» **Written task**: Write the records out again, keeping each line exactly as it is.

» **Information shown**:
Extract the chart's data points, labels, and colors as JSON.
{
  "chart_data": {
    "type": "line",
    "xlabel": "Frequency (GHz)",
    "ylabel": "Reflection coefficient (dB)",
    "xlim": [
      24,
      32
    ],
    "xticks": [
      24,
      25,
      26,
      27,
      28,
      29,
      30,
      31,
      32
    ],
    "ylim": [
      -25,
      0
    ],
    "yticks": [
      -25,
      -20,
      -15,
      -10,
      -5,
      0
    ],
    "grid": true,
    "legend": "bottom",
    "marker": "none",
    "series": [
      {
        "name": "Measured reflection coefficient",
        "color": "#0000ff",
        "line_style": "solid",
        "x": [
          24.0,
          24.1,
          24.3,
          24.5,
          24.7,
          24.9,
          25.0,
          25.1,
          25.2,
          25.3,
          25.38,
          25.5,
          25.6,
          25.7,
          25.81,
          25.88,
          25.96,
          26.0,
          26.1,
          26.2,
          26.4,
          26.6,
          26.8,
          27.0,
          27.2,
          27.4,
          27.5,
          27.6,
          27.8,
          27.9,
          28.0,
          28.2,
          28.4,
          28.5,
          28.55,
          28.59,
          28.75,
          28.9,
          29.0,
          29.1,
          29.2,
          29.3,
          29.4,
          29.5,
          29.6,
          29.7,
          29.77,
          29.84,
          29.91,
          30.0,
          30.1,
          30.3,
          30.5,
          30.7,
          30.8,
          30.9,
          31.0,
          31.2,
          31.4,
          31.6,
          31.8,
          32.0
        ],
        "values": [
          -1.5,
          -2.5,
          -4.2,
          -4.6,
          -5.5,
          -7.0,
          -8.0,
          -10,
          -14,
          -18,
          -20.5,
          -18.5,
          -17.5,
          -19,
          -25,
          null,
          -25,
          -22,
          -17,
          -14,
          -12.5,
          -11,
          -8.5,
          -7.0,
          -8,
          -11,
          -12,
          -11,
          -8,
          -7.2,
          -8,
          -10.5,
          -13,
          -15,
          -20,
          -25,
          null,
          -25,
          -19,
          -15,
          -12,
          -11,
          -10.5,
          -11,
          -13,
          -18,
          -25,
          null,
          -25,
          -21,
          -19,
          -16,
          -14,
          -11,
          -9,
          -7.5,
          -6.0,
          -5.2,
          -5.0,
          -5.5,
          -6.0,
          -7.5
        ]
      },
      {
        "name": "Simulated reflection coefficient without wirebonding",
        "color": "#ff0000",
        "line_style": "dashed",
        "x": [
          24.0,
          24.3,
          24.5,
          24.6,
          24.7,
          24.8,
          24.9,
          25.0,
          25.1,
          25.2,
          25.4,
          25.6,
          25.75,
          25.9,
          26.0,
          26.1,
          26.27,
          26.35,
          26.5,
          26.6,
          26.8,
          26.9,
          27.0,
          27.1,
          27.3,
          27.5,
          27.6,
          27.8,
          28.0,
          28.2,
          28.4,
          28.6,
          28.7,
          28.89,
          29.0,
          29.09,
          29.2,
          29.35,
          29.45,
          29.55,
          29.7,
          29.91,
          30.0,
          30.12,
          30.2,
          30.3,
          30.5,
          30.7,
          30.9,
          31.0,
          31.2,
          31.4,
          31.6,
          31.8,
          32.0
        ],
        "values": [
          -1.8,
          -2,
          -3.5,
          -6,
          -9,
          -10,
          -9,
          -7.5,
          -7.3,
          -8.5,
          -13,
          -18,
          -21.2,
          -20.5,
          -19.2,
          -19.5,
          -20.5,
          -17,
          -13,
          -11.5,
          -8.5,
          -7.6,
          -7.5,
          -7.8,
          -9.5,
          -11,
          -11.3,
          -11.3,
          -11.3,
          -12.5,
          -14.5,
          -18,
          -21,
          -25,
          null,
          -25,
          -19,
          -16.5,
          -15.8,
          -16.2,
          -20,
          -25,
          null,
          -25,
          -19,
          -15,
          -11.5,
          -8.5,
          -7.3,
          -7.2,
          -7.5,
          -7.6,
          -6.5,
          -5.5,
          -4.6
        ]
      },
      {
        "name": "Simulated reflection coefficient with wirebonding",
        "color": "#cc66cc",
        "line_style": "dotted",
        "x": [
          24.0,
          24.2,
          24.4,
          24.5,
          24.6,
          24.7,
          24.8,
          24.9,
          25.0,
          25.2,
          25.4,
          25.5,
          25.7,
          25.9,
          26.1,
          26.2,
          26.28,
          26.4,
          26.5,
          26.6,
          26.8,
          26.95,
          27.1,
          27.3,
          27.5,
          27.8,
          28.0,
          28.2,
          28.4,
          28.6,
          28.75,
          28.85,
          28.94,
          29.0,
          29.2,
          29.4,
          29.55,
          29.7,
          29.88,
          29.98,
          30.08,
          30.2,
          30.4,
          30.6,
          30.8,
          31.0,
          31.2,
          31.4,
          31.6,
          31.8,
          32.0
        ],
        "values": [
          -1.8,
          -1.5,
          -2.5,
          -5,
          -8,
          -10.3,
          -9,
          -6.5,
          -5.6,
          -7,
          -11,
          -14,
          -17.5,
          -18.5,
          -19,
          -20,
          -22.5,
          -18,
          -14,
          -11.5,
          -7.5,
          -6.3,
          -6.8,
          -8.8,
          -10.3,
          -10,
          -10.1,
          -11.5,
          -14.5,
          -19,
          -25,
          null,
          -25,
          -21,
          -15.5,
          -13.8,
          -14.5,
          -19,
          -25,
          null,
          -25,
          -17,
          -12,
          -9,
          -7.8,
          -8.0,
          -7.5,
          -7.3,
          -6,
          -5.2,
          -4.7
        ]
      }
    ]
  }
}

» **Response for this exercise**:
Extract the chart's data points, labels, and colors as JSON.
{
  "chart_data": {
    "type": "line",
    "xlabel": "Frequency (GHz)",
    "ylabel": "Reflection coefficient (dB)",
    "xlim": [
      24,
      32
    ],
    "xticks": [
      24,
      25,
      26,
      27,
      28,
      29,
      30,
      31,
      32
    ],
    "ylim": [
      -25,
      0
    ],
    "yticks": [
      -25,
      -20,
      -15,
      -10,
      -5,
      0
    ],
    "grid": true,
    "legend": "bottom",
    "marker": "none",
    "series": [
      {
        "name": "Measured reflection coefficient",
        "color": "#0000ff",
        "line_style": "solid",
        "x": [
          24.0,
          24.1,
          24.3,
          24.5,
          24.7,
          24.9,
          25.0,
          25.1,
          25.2,
          25.3,
          25.38,
          25.5,
          25.6,
          25.7,
          25.81,
          25.88,
          25.96,
          26.0,
          26.1,
          26.2,
          26.4,
          26.6,
          26.8,
          27.0,
          27.2,
          27.4,
          27.5,
          27.6,
          27.8,
          27.9,
          28.0,
          28.2,
          28.4,
          28.5,
          28.55,
          28.59,
          28.75,
          28.9,
          29.0,
          29.1,
          29.2,
          29.3,
          29.4,
          29.5,
          29.6,
          29.7,
          29.77,
          29.84,
          29.91,
          30.0,
          30.1,
          30.3,
          30.5,
          30.7,
          30.8,
          30.9,
          31.0,
          31.2,
          31.4,
          31.6,
          31.8,
          32.0
        ],
        "values": [
          -1.5,
          -2.5,
          -4.2,
          -4.6,
          -5.5,
          -7.0,
          -8.0,
          -10,
          -14,
          -18,
          -20.5,
          -18.5,
          -17.5,
          -19,
          -25,
          null,
          -25,
          -22,
          -17,
          -14,
          -12.5,
          -11,
          -8.5,
          -7.0,
          -8,
          -11,
          -12,
          -11,
          -8,
          -7.2,
          -8,
          -10.5,
          -13,
          -15,
          -20,
          -25,
          null,
          -25,
          -19,
          -15,
          -12,
          -11,
          -10.5,
          -11,
          -13,
          -18,
          -25,
          null,
          -25,
          -21,
          -19,
          -16,
          -14,
          -11,
          -9,
          -7.5,
          -6.0,
          -5.2,
          -5.0,
          -5.5,
          -6.0,
          -7.5
        ]
      },
      {
        "name": "Simulated reflection coefficient without wirebonding",
        "color": "#ff0000",
        "line_style": "dashed",
        "x": [
          24.0,
          24.3,
          24.5,
          24.6,
          24.7,
          24.8,
          24.9,
          25.0,
          25.1,
          25.2,
          25.4,
          25.6,
          25.75,
          25.9,
          26.0,
          26.1,
          26.27,
          26.35,
          26.5,
          26.6,
          26.8,
          26.9,
          27.0,
          27.1,
          27.3,
          27.5,
          27.6,
          27.8,
          28.0,
          28.2,
          28.4,
          28.6,
          28.7,
          28.89,
          29.0,
          29.09,
          29.2,
          29.35,
          29.45,
          29.55,
          29.7,
          29.91,
          30.0,
          30.12,
          30.2,
          30.3,
          30.5,
          30.7,
          30.9,
          31.0,
          31.2,
          31.4,
          31.6,
          31.8,
          32.0
        ],
        "values": [
          -1.8,
          -2,
          -3.5,
          -6,
          -9,
          -10,
          -9,
          -7.5,
          -7.3,
          -8.5,
          -13,
          -18,
          -21.2,
          -20.5,
          -19.2,
          -19.5,
          -20.5,
          -17,
          -13,
          -11.5,
          -8.5,
          -7.6,
          -7.5,
          -7.8,
          -9.5,
          -11,
          -11.3,
          -11.3,
          -11.3,
          -12.5,
          -14.5,
          -18,
          -21,
          -25,
          null,
          -25,
          -19,
          -16.5,
          -15.8,
          -16.2,
          -20,
          -25,
          null,
          -25,
          -19,
          -15,
          -11.5,
          -8.5,
          -7.3,
          -7.2,
          -7.5,
          -7.6,
          -6.5,
          -5.5,
          -4.6
        ]
      },
      {
        "name": "Simulated reflection coefficient with wirebonding",
        "color": "#cc66cc",
        "line_style": "dotted",
        "x": [
          24.0,
          24.2,
          24.4,
          24.5,
          24.6,
          24.7,
          24.8,
          24.9,
          25.0,
          25.2,
          25.4,
          25.5,
          25.7,
          25.9,
          26.1,
          26.2,
          26.28,
          26.4,
          26.5,
          26.6,
          26.8,
          26.95,
          27.1,
          27.3,
          27.5,
          27.8,
          28.0,
          28.2,
          28.4,
          28.6,
          28.75,
          28.85,
          28.94,
          29.0,
          29.2,
          29.4,
          29.55,
          29.7,
          29.88,
          29.98,
          30.08,
          30.2,
          30.4,
          30.6,
          30.8,
          31.0,
          31.2,
          31.4,
          31.6,
          31.8,
          32.0
        ],
        "values": [
          -1.8,
          -1.5,
          -2.5,
          -5,
          -8,
          -10.3,
          -9,
          -6.5,
          -5.6,
          -7,
          -11,
          -14,
          -17.5,
          -18.5,
          -19,
          -20,
          -22.5,
          -18,
          -14,
          -11.5,
          -7.5,
          -6.3,
          -6.8,
          -8.8,
          -10.3,
          -10,
          -10.1,
          -11.5,
          -14.5,
          -19,
          -25,
          null,
          -25,
          -21,
          -15.5,
          -13.8,
          -14.5,
          -19,
          -25,
          null,
          -25,
          -17,
          -12,
          -9,
          -7.8,
          -8.0,
          -7.5,
          -7.3,
          -6,
          -5.2,
          -4.7
        ]
      }
    ]
  }
}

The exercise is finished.